Exact reproduction of the data is required, with images excluded.

★ ★ ★

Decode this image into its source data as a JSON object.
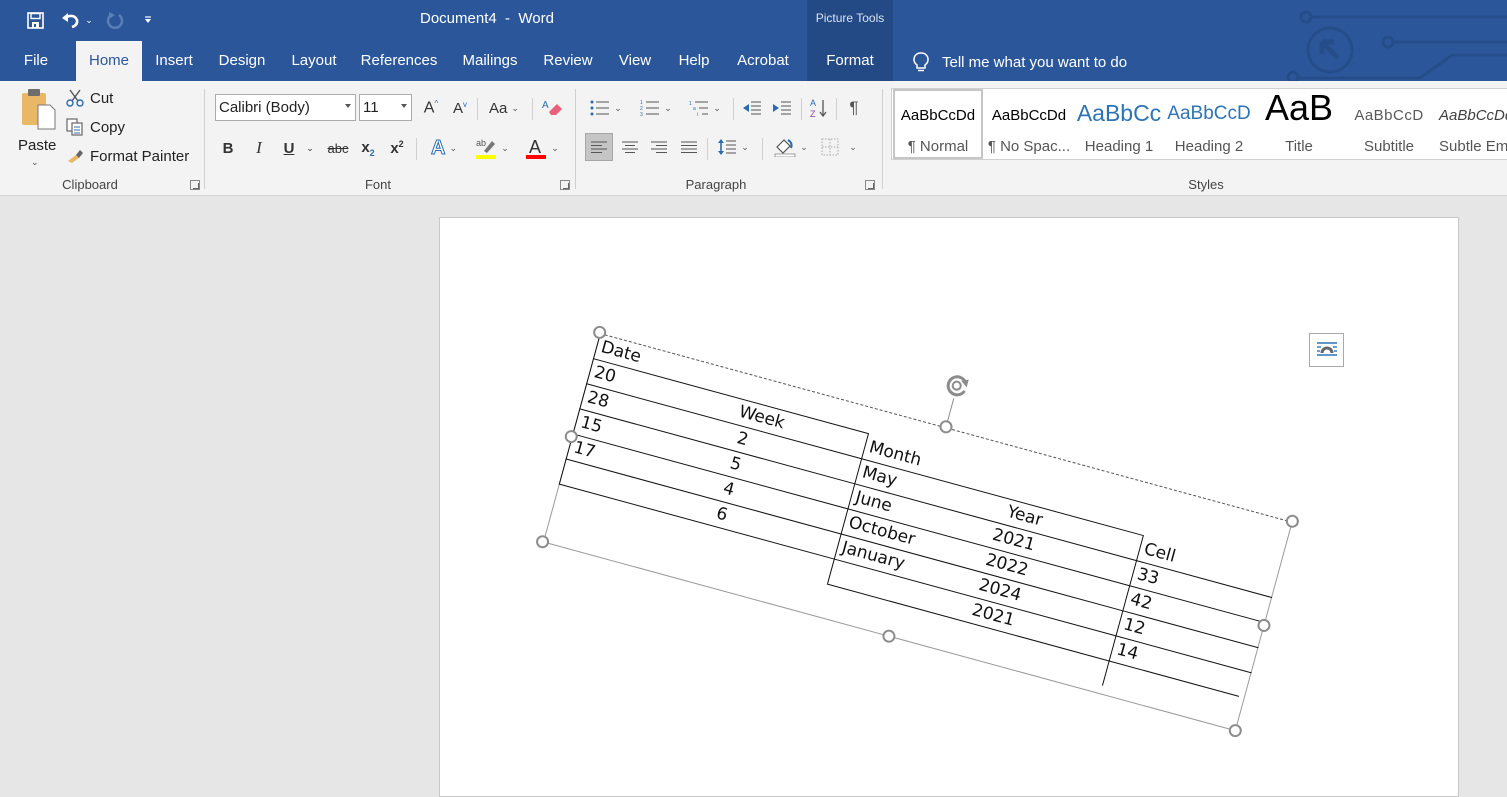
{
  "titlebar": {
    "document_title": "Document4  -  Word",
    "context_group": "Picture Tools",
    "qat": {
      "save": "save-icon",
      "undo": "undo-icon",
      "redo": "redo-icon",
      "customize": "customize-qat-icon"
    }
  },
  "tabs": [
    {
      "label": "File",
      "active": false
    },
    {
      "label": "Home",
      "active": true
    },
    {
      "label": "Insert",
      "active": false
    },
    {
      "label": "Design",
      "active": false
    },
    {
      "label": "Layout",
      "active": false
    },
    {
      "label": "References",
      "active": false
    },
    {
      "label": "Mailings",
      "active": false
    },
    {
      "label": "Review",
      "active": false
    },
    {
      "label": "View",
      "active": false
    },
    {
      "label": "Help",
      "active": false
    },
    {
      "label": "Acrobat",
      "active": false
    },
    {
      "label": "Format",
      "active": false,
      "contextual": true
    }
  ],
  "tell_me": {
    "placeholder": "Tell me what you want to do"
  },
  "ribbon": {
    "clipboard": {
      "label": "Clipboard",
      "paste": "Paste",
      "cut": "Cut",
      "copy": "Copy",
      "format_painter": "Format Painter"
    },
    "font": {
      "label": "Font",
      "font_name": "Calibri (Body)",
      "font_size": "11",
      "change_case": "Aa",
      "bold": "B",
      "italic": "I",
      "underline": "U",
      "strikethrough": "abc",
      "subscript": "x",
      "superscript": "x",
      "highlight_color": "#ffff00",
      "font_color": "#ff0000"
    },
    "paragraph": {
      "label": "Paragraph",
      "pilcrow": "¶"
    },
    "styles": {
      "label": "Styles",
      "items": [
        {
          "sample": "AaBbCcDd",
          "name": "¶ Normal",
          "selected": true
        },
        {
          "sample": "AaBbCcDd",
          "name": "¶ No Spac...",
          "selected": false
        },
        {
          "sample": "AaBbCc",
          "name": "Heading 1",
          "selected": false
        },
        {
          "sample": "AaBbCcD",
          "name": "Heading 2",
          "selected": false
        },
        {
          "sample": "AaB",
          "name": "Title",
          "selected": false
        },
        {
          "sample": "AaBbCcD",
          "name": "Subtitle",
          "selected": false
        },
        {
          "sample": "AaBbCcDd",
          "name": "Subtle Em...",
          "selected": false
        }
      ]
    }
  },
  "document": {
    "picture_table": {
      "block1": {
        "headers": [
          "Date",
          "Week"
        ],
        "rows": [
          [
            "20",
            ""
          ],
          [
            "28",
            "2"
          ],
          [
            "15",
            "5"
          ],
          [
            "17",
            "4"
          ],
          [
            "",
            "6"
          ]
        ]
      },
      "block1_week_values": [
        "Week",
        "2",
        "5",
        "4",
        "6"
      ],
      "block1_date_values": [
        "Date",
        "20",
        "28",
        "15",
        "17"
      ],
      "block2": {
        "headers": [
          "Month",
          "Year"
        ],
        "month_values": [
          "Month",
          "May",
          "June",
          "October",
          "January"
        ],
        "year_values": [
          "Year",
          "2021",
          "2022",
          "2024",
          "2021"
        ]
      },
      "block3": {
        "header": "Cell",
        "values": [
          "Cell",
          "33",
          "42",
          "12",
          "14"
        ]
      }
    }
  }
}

★ ★ ★

*The response*:
Decode this image into its source data as a JSON object.
{
  "titlebar": {
    "document_title": "Document4  -  Word",
    "context_group": "Picture Tools",
    "qat": {
      "save": "save-icon",
      "undo": "undo-icon",
      "redo": "redo-icon",
      "customize": "customize-qat-icon"
    }
  },
  "tabs": [
    {
      "label": "File",
      "active": false
    },
    {
      "label": "Home",
      "active": true
    },
    {
      "label": "Insert",
      "active": false
    },
    {
      "label": "Design",
      "active": false
    },
    {
      "label": "Layout",
      "active": false
    },
    {
      "label": "References",
      "active": false
    },
    {
      "label": "Mailings",
      "active": false
    },
    {
      "label": "Review",
      "active": false
    },
    {
      "label": "View",
      "active": false
    },
    {
      "label": "Help",
      "active": false
    },
    {
      "label": "Acrobat",
      "active": false
    },
    {
      "label": "Format",
      "active": false,
      "contextual": true
    }
  ],
  "tell_me": {
    "placeholder": "Tell me what you want to do"
  },
  "ribbon": {
    "clipboard": {
      "label": "Clipboard",
      "paste": "Paste",
      "cut": "Cut",
      "copy": "Copy",
      "format_painter": "Format Painter"
    },
    "font": {
      "label": "Font",
      "font_name": "Calibri (Body)",
      "font_size": "11",
      "change_case": "Aa",
      "bold": "B",
      "italic": "I",
      "underline": "U",
      "strikethrough": "abc",
      "subscript": "x",
      "superscript": "x",
      "highlight_color": "#ffff00",
      "font_color": "#ff0000"
    },
    "paragraph": {
      "label": "Paragraph",
      "pilcrow": "¶"
    },
    "styles": {
      "label": "Styles",
      "items": [
        {
          "sample": "AaBbCcDd",
          "name": "¶ Normal",
          "selected": true
        },
        {
          "sample": "AaBbCcDd",
          "name": "¶ No Spac...",
          "selected": false
        },
        {
          "sample": "AaBbCc",
          "name": "Heading 1",
          "selected": false
        },
        {
          "sample": "AaBbCcD",
          "name": "Heading 2",
          "selected": false
        },
        {
          "sample": "AaB",
          "name": "Title",
          "selected": false
        },
        {
          "sample": "AaBbCcD",
          "name": "Subtitle",
          "selected": false
        },
        {
          "sample": "AaBbCcDd",
          "name": "Subtle Em...",
          "selected": false
        }
      ]
    }
  },
  "document": {
    "picture_table": {
      "block1": {
        "headers": [
          "Date",
          "Week"
        ],
        "rows": [
          [
            "20",
            ""
          ],
          [
            "28",
            "2"
          ],
          [
            "15",
            "5"
          ],
          [
            "17",
            "4"
          ],
          [
            "",
            "6"
          ]
        ]
      },
      "block1_week_values": [
        "Week",
        "2",
        "5",
        "4",
        "6"
      ],
      "block1_date_values": [
        "Date",
        "20",
        "28",
        "15",
        "17"
      ],
      "block2": {
        "headers": [
          "Month",
          "Year"
        ],
        "month_values": [
          "Month",
          "May",
          "June",
          "October",
          "January"
        ],
        "year_values": [
          "Year",
          "2021",
          "2022",
          "2024",
          "2021"
        ]
      },
      "block3": {
        "header": "Cell",
        "values": [
          "Cell",
          "33",
          "42",
          "12",
          "14"
        ]
      }
    }
  }
}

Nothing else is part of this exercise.